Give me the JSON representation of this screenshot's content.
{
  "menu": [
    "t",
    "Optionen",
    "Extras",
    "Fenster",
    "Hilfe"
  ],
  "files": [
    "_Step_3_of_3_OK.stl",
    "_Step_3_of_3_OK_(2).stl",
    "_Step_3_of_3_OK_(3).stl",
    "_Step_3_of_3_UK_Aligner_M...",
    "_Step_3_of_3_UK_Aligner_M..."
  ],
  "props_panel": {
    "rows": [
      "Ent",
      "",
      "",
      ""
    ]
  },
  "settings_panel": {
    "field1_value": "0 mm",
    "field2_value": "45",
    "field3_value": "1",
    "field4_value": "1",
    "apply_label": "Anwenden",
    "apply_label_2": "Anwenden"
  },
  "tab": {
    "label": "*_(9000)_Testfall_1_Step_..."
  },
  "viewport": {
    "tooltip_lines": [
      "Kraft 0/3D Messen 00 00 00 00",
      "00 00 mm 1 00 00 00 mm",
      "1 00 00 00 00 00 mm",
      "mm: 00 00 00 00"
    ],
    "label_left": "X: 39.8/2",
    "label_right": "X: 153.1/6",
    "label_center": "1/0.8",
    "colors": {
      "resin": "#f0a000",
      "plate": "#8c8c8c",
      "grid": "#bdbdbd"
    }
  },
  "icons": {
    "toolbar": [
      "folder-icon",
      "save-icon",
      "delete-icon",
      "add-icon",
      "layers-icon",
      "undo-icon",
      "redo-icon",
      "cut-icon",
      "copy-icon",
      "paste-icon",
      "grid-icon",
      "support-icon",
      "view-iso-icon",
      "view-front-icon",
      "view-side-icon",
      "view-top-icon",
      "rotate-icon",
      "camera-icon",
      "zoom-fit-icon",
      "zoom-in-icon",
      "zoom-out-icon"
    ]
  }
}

Challenge: Search the entries for the word "Anwenden", then gather every line that has it.

Task solution:
    "apply_label": "Anwenden",
    "apply_label_2": "Anwenden"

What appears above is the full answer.